> _DO THIS_:
Exclude the pictures; give every entry again exactly as written.

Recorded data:
= = =

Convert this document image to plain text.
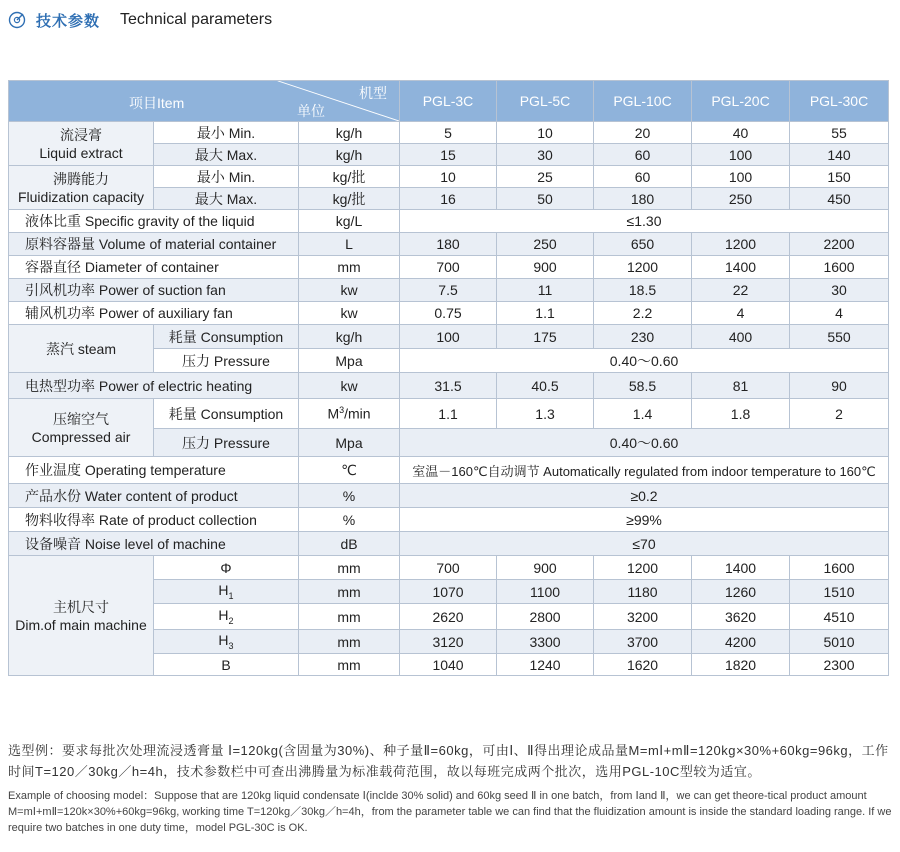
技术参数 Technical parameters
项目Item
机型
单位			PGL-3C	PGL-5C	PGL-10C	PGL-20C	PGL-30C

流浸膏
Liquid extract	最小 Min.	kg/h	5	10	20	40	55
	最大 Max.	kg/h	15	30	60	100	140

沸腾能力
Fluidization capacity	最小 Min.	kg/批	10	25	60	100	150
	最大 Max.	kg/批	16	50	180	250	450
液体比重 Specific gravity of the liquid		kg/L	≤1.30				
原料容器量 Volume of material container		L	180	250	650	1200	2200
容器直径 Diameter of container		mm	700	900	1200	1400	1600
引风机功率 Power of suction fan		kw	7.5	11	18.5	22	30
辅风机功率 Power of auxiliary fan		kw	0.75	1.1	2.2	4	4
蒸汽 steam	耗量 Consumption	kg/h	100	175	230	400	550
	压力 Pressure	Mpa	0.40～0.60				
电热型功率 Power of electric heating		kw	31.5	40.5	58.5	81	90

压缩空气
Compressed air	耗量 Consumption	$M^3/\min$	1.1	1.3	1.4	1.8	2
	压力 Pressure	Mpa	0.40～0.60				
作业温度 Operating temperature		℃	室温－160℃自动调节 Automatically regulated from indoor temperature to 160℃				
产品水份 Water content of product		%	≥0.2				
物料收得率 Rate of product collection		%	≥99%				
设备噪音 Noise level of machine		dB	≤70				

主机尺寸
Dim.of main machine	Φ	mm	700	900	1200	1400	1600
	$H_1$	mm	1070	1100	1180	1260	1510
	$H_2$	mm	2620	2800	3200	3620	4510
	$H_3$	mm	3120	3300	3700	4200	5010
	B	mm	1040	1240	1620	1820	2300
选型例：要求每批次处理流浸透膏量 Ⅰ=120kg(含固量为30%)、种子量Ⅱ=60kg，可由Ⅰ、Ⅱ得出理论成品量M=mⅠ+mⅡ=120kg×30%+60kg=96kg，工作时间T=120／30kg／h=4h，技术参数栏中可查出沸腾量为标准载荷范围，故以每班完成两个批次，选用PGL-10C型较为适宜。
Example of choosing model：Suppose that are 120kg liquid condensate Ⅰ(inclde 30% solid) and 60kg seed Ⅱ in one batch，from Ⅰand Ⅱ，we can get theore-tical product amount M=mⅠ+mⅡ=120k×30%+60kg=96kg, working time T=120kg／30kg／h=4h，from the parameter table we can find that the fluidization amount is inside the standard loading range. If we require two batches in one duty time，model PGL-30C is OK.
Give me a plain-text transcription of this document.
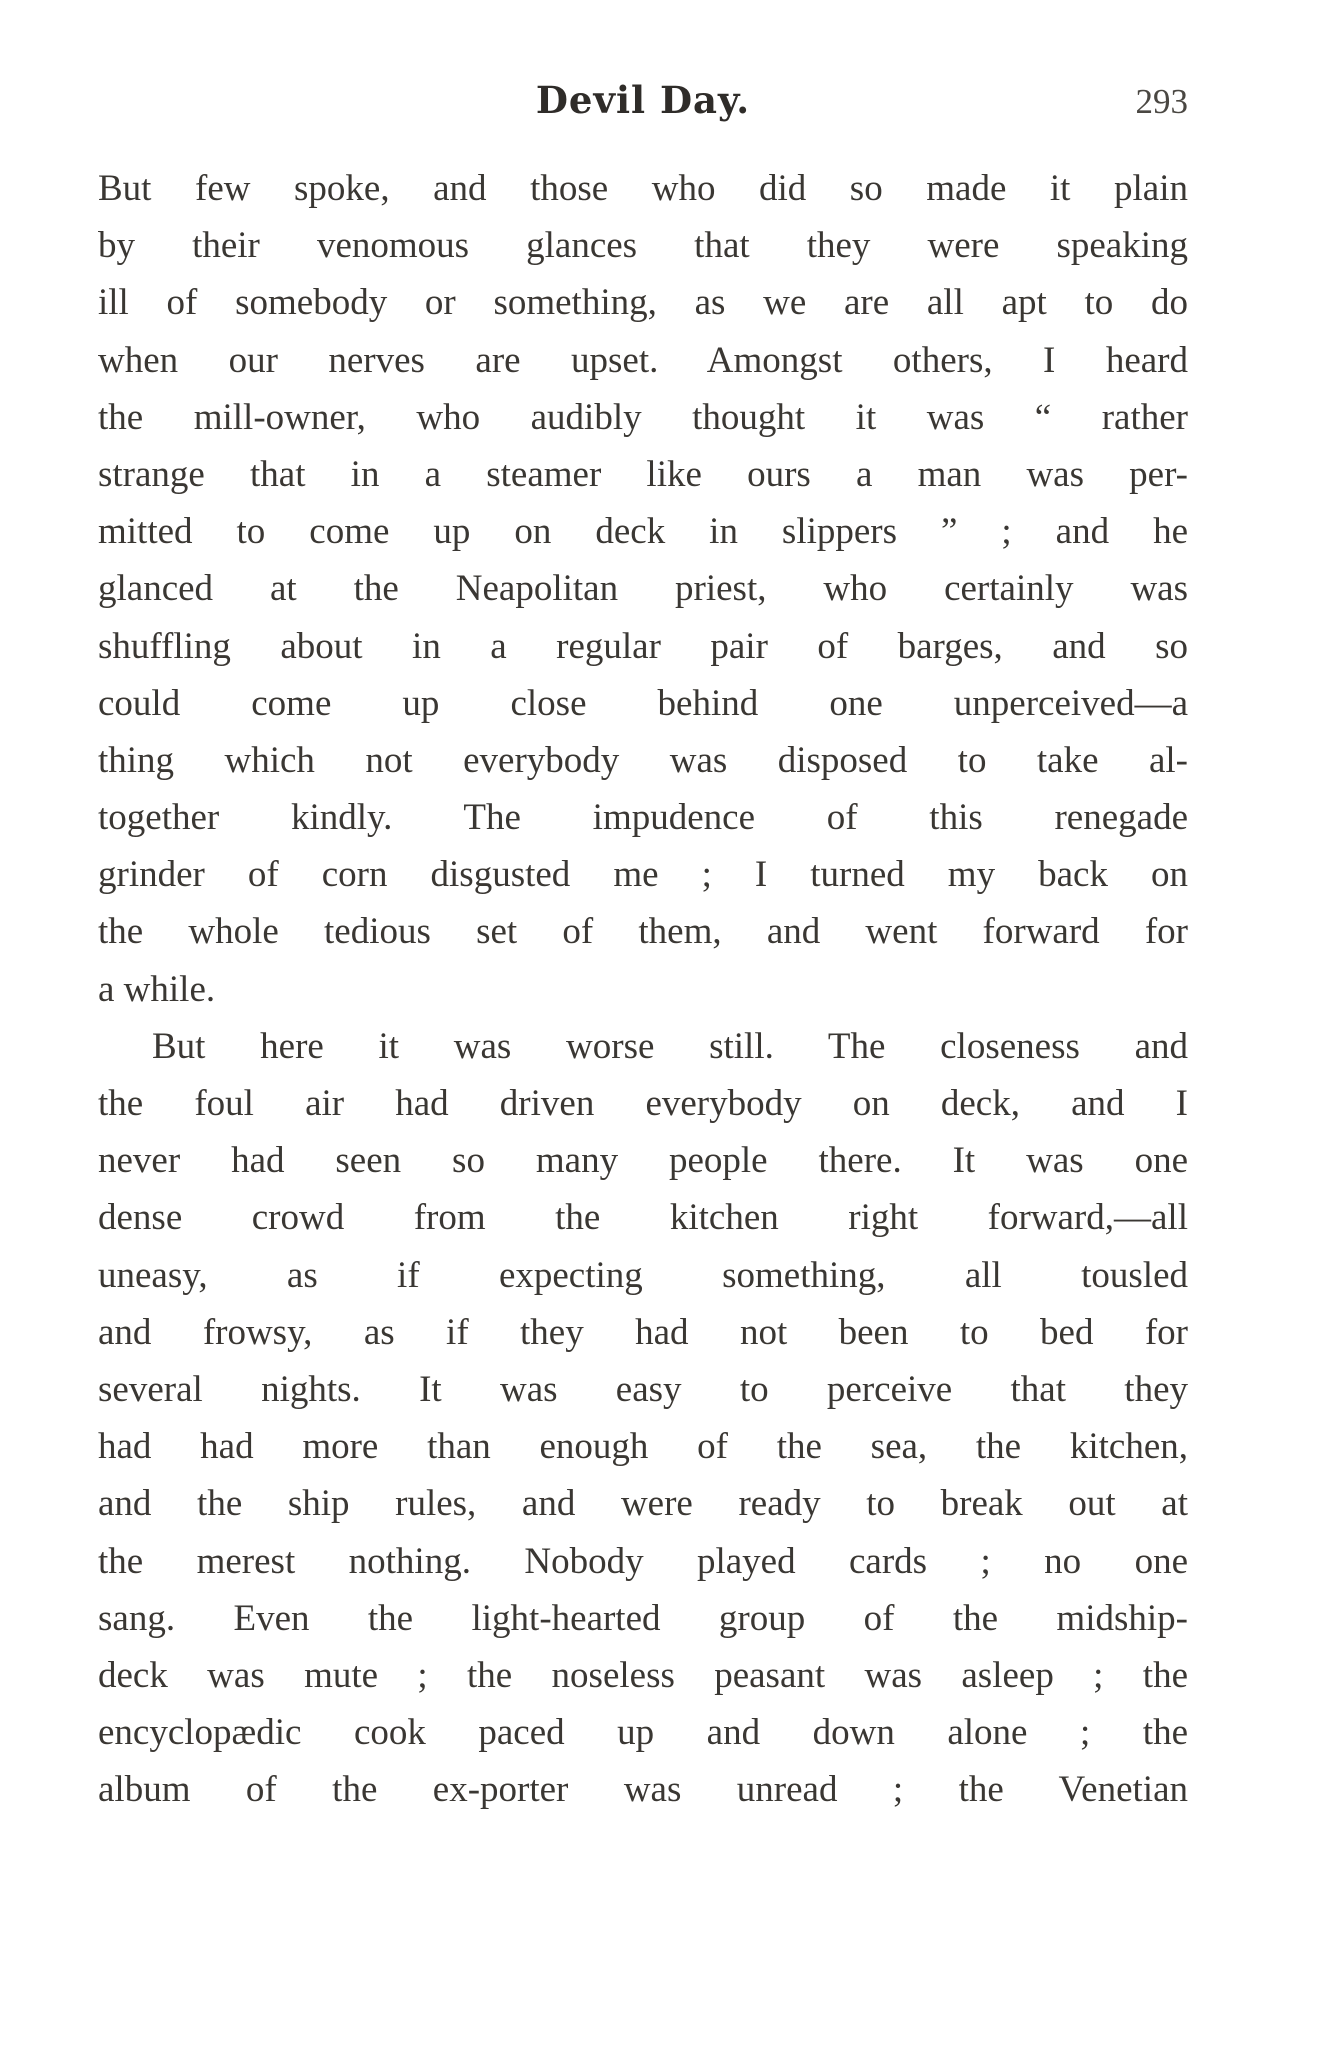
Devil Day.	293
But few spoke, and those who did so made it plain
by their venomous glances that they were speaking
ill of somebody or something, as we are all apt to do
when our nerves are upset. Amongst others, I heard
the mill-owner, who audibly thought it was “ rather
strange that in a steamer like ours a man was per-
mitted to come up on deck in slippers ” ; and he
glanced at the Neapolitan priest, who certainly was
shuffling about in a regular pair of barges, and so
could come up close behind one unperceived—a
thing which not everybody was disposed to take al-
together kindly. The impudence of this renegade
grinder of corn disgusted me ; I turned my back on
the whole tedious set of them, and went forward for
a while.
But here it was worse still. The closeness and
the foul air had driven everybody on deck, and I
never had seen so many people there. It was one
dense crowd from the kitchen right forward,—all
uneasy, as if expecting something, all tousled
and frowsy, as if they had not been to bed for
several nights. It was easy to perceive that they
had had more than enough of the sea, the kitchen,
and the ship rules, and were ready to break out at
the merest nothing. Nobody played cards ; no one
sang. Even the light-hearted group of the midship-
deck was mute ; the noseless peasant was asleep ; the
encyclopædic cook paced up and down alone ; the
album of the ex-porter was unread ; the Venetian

= = =

> _ANSWER_:
Convert this document image to plain text.
技术参数 Technical parameters
项目Item
机型
单位			PGL-3C	PGL-5C	PGL-10C	PGL-20C	PGL-30C

流浸膏
Liquid extract	最小 Min.	kg/h	5	10	20	40	55
	最大 Max.	kg/h	15	30	60	100	140

沸腾能力
Fluidization capacity	最小 Min.	kg/批	10	25	60	100	150
	最大 Max.	kg/批	16	50	180	250	450
液体比重 Specific gravity of the liquid		kg/L	≤1.30				
原料容器量 Volume of material container		L	180	250	650	1200	2200
容器直径 Diameter of container		mm	700	900	1200	1400	1600
引风机功率 Power of suction fan		kw	7.5	11	18.5	22	30
辅风机功率 Power of auxiliary fan		kw	0.75	1.1	2.2	4	4
蒸汽 steam	耗量 Consumption	kg/h	100	175	230	400	550
	压力 Pressure	Mpa	0.40～0.60				
电热型功率 Power of electric heating		kw	31.5	40.5	58.5	81	90

压缩空气
Compressed air	耗量 Consumption	$M^3/\min$	1.1	1.3	1.4	1.8	2
	压力 Pressure	Mpa	0.40～0.60				
作业温度 Operating temperature		℃	室温－160℃自动调节 Automatically regulated from indoor temperature to 160℃				
产品水份 Water content of product		%	≥0.2				
物料收得率 Rate of product collection		%	≥99%				
设备噪音 Noise level of machine		dB	≤70				

主机尺寸
Dim.of main machine	Φ	mm	700	900	1200	1400	1600
	$H_1$	mm	1070	1100	1180	1260	1510
	$H_2$	mm	2620	2800	3200	3620	4510
	$H_3$	mm	3120	3300	3700	4200	5010
	B	mm	1040	1240	1620	1820	2300
选型例：要求每批次处理流浸透膏量 Ⅰ=120kg(含固量为30%)、种子量Ⅱ=60kg，可由Ⅰ、Ⅱ得出理论成品量M=mⅠ+mⅡ=120kg×30%+60kg=96kg，工作时间T=120／30kg／h=4h，技术参数栏中可查出沸腾量为标准载荷范围，故以每班完成两个批次，选用PGL-10C型较为适宜。
Example of choosing model：Suppose that are 120kg liquid condensate Ⅰ(inclde 30% solid) and 60kg seed Ⅱ in one batch，from Ⅰand Ⅱ，we can get theore-tical product amount M=mⅠ+mⅡ=120k×30%+60kg=96kg, working time T=120kg／30kg／h=4h，from the parameter table we can find that the fluidization amount is inside the standard loading range. If we require two batches in one duty time，model PGL-30C is OK.
Give me a plain-text transcription of this document.
Devil Day.	293
But few spoke, and those who did so made it plain
by their venomous glances that they were speaking
ill of somebody or something, as we are all apt to do
when our nerves are upset. Amongst others, I heard
the mill-owner, who audibly thought it was “ rather
strange that in a steamer like ours a man was per-
mitted to come up on deck in slippers ” ; and he
glanced at the Neapolitan priest, who certainly was
shuffling about in a regular pair of barges, and so
could come up close behind one unperceived—a
thing which not everybody was disposed to take al-
together kindly. The impudence of this renegade
grinder of corn disgusted me ; I turned my back on
the whole tedious set of them, and went forward for
a while.
But here it was worse still. The closeness and
the foul air had driven everybody on deck, and I
never had seen so many people there. It was one
dense crowd from the kitchen right forward,—all
uneasy, as if expecting something, all tousled
and frowsy, as if they had not been to bed for
several nights. It was easy to perceive that they
had had more than enough of the sea, the kitchen,
and the ship rules, and were ready to break out at
the merest nothing. Nobody played cards ; no one
sang. Even the light-hearted group of the midship-
deck was mute ; the noseless peasant was asleep ; the
encyclopædic cook paced up and down alone ; the
album of the ex-porter was unread ; the Venetian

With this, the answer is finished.